*Exercise requirements*: Take the line that contains "Extract all readable text from this page." as the first and the last line of the material as the final one; set down exactly the lines in that span.

*Provided data*:
....................
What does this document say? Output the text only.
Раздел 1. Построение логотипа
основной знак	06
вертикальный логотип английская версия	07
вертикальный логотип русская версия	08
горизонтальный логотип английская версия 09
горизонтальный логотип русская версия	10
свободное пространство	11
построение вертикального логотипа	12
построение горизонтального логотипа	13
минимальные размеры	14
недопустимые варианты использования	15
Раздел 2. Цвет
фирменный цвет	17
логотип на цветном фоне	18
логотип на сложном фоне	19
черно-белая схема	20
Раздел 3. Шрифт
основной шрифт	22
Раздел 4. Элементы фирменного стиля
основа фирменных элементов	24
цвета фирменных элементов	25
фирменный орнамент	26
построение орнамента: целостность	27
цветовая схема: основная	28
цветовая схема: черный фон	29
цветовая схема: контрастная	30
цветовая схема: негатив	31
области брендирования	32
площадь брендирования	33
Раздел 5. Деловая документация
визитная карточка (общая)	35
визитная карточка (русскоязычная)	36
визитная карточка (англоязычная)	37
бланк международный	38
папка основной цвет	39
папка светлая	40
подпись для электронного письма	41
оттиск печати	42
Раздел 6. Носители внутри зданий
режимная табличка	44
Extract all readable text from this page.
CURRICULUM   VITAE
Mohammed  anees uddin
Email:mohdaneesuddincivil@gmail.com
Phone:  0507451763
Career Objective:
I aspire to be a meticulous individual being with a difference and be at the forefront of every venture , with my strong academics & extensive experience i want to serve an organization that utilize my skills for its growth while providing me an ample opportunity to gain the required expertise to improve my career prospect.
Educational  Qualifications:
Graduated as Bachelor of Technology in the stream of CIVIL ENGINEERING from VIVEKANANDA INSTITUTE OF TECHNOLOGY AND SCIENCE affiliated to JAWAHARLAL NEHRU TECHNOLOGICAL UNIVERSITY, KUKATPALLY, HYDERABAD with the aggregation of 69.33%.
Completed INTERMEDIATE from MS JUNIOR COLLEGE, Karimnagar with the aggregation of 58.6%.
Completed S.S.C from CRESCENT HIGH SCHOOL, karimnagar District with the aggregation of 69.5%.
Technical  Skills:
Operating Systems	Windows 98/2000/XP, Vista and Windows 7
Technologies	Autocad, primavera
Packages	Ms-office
....................
*Problem solution*:
Extract all readable text from this page.
CURRICULUM   VITAE
Mohammed  anees uddin
Email:mohdaneesuddincivil@gmail.com
Phone:  0507451763
Career Objective:
I aspire to be a meticulous individual being with a difference and be at the forefront of every venture , with my strong academics & extensive experience i want to serve an organization that utilize my skills for its growth while providing me an ample opportunity to gain the required expertise to improve my career prospect.
Educational  Qualifications:
Graduated as Bachelor of Technology in the stream of CIVIL ENGINEERING from VIVEKANANDA INSTITUTE OF TECHNOLOGY AND SCIENCE affiliated to JAWAHARLAL NEHRU TECHNOLOGICAL UNIVERSITY, KUKATPALLY, HYDERABAD with the aggregation of 69.33%.
Completed INTERMEDIATE from MS JUNIOR COLLEGE, Karimnagar with the aggregation of 58.6%.
Completed S.S.C from CRESCENT HIGH SCHOOL, karimnagar District with the aggregation of 69.5%.
Technical  Skills:
Operating Systems	Windows 98/2000/XP, Vista and Windows 7
Technologies	Autocad, primavera
Packages	Ms-office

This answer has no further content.